--- BEGIN DATA TO USE ---

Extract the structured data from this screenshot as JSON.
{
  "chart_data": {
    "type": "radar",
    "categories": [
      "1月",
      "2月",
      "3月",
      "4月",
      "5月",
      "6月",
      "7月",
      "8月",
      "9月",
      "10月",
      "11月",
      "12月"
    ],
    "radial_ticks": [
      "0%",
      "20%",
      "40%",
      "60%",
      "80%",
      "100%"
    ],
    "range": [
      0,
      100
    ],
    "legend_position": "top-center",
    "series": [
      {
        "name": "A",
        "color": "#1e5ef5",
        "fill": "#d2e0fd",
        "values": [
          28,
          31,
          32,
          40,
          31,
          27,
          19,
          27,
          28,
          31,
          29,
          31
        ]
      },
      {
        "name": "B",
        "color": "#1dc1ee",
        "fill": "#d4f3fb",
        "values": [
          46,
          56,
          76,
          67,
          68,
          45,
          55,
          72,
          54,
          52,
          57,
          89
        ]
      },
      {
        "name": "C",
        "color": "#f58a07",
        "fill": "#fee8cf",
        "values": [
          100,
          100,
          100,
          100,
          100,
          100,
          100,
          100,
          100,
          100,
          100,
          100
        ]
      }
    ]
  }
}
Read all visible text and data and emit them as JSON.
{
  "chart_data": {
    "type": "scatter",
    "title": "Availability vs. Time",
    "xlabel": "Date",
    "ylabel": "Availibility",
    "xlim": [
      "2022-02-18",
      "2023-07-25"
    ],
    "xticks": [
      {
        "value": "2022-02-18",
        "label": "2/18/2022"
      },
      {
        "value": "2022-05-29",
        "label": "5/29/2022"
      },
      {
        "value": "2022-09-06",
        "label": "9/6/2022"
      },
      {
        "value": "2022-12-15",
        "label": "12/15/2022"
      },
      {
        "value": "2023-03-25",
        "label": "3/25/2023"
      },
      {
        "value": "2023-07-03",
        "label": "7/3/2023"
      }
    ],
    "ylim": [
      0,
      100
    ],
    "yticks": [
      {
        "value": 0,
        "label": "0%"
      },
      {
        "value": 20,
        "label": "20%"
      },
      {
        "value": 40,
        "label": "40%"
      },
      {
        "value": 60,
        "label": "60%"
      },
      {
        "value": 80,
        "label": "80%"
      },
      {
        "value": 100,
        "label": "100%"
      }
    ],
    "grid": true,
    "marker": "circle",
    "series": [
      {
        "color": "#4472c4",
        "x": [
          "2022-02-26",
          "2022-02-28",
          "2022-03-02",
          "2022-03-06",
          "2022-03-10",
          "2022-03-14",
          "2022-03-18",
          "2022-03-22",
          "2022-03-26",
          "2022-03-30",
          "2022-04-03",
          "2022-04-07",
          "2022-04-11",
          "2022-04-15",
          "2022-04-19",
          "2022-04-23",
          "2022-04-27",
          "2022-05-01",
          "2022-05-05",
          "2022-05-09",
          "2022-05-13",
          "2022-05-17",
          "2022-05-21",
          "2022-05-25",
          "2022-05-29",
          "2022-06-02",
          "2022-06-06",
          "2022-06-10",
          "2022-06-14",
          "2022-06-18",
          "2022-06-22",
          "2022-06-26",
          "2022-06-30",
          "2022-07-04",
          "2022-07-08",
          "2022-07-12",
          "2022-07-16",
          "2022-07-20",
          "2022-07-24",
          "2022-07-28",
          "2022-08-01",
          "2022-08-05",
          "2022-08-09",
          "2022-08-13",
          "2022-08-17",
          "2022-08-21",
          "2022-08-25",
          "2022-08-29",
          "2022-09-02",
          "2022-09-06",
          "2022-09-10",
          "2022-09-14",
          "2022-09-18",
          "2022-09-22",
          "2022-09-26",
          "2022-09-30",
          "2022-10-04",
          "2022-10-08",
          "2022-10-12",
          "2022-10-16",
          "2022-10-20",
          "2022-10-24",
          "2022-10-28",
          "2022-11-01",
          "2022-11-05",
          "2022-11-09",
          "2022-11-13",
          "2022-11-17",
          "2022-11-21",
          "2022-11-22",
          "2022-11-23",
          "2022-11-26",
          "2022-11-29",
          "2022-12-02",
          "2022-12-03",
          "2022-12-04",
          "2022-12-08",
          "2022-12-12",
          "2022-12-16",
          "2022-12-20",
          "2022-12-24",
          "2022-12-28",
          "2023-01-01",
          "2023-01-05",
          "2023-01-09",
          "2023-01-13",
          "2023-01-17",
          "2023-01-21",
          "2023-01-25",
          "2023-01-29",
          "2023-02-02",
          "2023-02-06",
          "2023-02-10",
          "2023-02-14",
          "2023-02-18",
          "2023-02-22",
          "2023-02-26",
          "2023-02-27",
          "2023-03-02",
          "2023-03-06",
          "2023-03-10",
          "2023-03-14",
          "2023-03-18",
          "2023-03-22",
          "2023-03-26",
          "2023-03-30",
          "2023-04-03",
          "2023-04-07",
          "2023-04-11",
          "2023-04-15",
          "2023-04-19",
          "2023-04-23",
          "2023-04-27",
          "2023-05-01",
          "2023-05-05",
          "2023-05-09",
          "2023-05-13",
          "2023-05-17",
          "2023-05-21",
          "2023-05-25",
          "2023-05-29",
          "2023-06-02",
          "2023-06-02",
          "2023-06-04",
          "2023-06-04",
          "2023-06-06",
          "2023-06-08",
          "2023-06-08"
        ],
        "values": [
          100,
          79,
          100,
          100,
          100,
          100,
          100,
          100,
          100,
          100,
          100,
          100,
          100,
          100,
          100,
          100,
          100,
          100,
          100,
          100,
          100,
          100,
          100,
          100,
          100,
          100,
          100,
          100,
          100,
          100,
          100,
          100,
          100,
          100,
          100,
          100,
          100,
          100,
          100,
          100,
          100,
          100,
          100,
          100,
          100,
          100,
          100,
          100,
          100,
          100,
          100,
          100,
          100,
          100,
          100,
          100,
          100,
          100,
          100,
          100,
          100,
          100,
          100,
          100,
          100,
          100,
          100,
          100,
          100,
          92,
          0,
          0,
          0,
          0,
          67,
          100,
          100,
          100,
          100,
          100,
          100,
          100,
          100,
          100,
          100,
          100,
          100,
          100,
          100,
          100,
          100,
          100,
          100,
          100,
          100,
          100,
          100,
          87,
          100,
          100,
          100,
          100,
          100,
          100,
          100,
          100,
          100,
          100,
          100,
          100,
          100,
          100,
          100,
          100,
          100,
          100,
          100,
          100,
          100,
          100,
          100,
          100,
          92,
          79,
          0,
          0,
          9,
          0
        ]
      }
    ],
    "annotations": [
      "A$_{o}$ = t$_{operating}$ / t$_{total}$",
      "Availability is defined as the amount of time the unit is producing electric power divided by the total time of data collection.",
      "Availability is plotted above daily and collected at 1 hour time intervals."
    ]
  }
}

--- END DATA TO USE ---

AIM:
Please output every record, keeping each line exact.

EXERCISE ANSWER:
Extract the structured data from this screenshot as JSON.
{
  "chart_data": {
    "type": "radar",
    "categories": [
      "1月",
      "2月",
      "3月",
      "4月",
      "5月",
      "6月",
      "7月",
      "8月",
      "9月",
      "10月",
      "11月",
      "12月"
    ],
    "radial_ticks": [
      "0%",
      "20%",
      "40%",
      "60%",
      "80%",
      "100%"
    ],
    "range": [
      0,
      100
    ],
    "legend_position": "top-center",
    "series": [
      {
        "name": "A",
        "color": "#1e5ef5",
        "fill": "#d2e0fd",
        "values": [
          28,
          31,
          32,
          40,
          31,
          27,
          19,
          27,
          28,
          31,
          29,
          31
        ]
      },
      {
        "name": "B",
        "color": "#1dc1ee",
        "fill": "#d4f3fb",
        "values": [
          46,
          56,
          76,
          67,
          68,
          45,
          55,
          72,
          54,
          52,
          57,
          89
        ]
      },
      {
        "name": "C",
        "color": "#f58a07",
        "fill": "#fee8cf",
        "values": [
          100,
          100,
          100,
          100,
          100,
          100,
          100,
          100,
          100,
          100,
          100,
          100
        ]
      }
    ]
  }
}
Read all visible text and data and emit them as JSON.
{
  "chart_data": {
    "type": "scatter",
    "title": "Availability vs. Time",
    "xlabel": "Date",
    "ylabel": "Availibility",
    "xlim": [
      "2022-02-18",
      "2023-07-25"
    ],
    "xticks": [
      {
        "value": "2022-02-18",
        "label": "2/18/2022"
      },
      {
        "value": "2022-05-29",
        "label": "5/29/2022"
      },
      {
        "value": "2022-09-06",
        "label": "9/6/2022"
      },
      {
        "value": "2022-12-15",
        "label": "12/15/2022"
      },
      {
        "value": "2023-03-25",
        "label": "3/25/2023"
      },
      {
        "value": "2023-07-03",
        "label": "7/3/2023"
      }
    ],
    "ylim": [
      0,
      100
    ],
    "yticks": [
      {
        "value": 0,
        "label": "0%"
      },
      {
        "value": 20,
        "label": "20%"
      },
      {
        "value": 40,
        "label": "40%"
      },
      {
        "value": 60,
        "label": "60%"
      },
      {
        "value": 80,
        "label": "80%"
      },
      {
        "value": 100,
        "label": "100%"
      }
    ],
    "grid": true,
    "marker": "circle",
    "series": [
      {
        "color": "#4472c4",
        "x": [
          "2022-02-26",
          "2022-02-28",
          "2022-03-02",
          "2022-03-06",
          "2022-03-10",
          "2022-03-14",
          "2022-03-18",
          "2022-03-22",
          "2022-03-26",
          "2022-03-30",
          "2022-04-03",
          "2022-04-07",
          "2022-04-11",
          "2022-04-15",
          "2022-04-19",
          "2022-04-23",
          "2022-04-27",
          "2022-05-01",
          "2022-05-05",
          "2022-05-09",
          "2022-05-13",
          "2022-05-17",
          "2022-05-21",
          "2022-05-25",
          "2022-05-29",
          "2022-06-02",
          "2022-06-06",
          "2022-06-10",
          "2022-06-14",
          "2022-06-18",
          "2022-06-22",
          "2022-06-26",
          "2022-06-30",
          "2022-07-04",
          "2022-07-08",
          "2022-07-12",
          "2022-07-16",
          "2022-07-20",
          "2022-07-24",
          "2022-07-28",
          "2022-08-01",
          "2022-08-05",
          "2022-08-09",
          "2022-08-13",
          "2022-08-17",
          "2022-08-21",
          "2022-08-25",
          "2022-08-29",
          "2022-09-02",
          "2022-09-06",
          "2022-09-10",
          "2022-09-14",
          "2022-09-18",
          "2022-09-22",
          "2022-09-26",
          "2022-09-30",
          "2022-10-04",
          "2022-10-08",
          "2022-10-12",
          "2022-10-16",
          "2022-10-20",
          "2022-10-24",
          "2022-10-28",
          "2022-11-01",
          "2022-11-05",
          "2022-11-09",
          "2022-11-13",
          "2022-11-17",
          "2022-11-21",
          "2022-11-22",
          "2022-11-23",
          "2022-11-26",
          "2022-11-29",
          "2022-12-02",
          "2022-12-03",
          "2022-12-04",
          "2022-12-08",
          "2022-12-12",
          "2022-12-16",
          "2022-12-20",
          "2022-12-24",
          "2022-12-28",
          "2023-01-01",
          "2023-01-05",
          "2023-01-09",
          "2023-01-13",
          "2023-01-17",
          "2023-01-21",
          "2023-01-25",
          "2023-01-29",
          "2023-02-02",
          "2023-02-06",
          "2023-02-10",
          "2023-02-14",
          "2023-02-18",
          "2023-02-22",
          "2023-02-26",
          "2023-02-27",
          "2023-03-02",
          "2023-03-06",
          "2023-03-10",
          "2023-03-14",
          "2023-03-18",
          "2023-03-22",
          "2023-03-26",
          "2023-03-30",
          "2023-04-03",
          "2023-04-07",
          "2023-04-11",
          "2023-04-15",
          "2023-04-19",
          "2023-04-23",
          "2023-04-27",
          "2023-05-01",
          "2023-05-05",
          "2023-05-09",
          "2023-05-13",
          "2023-05-17",
          "2023-05-21",
          "2023-05-25",
          "2023-05-29",
          "2023-06-02",
          "2023-06-02",
          "2023-06-04",
          "2023-06-04",
          "2023-06-06",
          "2023-06-08",
          "2023-06-08"
        ],
        "values": [
          100,
          79,
          100,
          100,
          100,
          100,
          100,
          100,
          100,
          100,
          100,
          100,
          100,
          100,
          100,
          100,
          100,
          100,
          100,
          100,
          100,
          100,
          100,
          100,
          100,
          100,
          100,
          100,
          100,
          100,
          100,
          100,
          100,
          100,
          100,
          100,
          100,
          100,
          100,
          100,
          100,
          100,
          100,
          100,
          100,
          100,
          100,
          100,
          100,
          100,
          100,
          100,
          100,
          100,
          100,
          100,
          100,
          100,
          100,
          100,
          100,
          100,
          100,
          100,
          100,
          100,
          100,
          100,
          100,
          92,
          0,
          0,
          0,
          0,
          67,
          100,
          100,
          100,
          100,
          100,
          100,
          100,
          100,
          100,
          100,
          100,
          100,
          100,
          100,
          100,
          100,
          100,
          100,
          100,
          100,
          100,
          100,
          87,
          100,
          100,
          100,
          100,
          100,
          100,
          100,
          100,
          100,
          100,
          100,
          100,
          100,
          100,
          100,
          100,
          100,
          100,
          100,
          100,
          100,
          100,
          100,
          100,
          92,
          79,
          0,
          0,
          9,
          0
        ]
      }
    ],
    "annotations": [
      "A$_{o}$ = t$_{operating}$ / t$_{total}$",
      "Availability is defined as the amount of time the unit is producing electric power divided by the total time of data collection.",
      "Availability is plotted above daily and collected at 1 hour time intervals."
    ]
  }
}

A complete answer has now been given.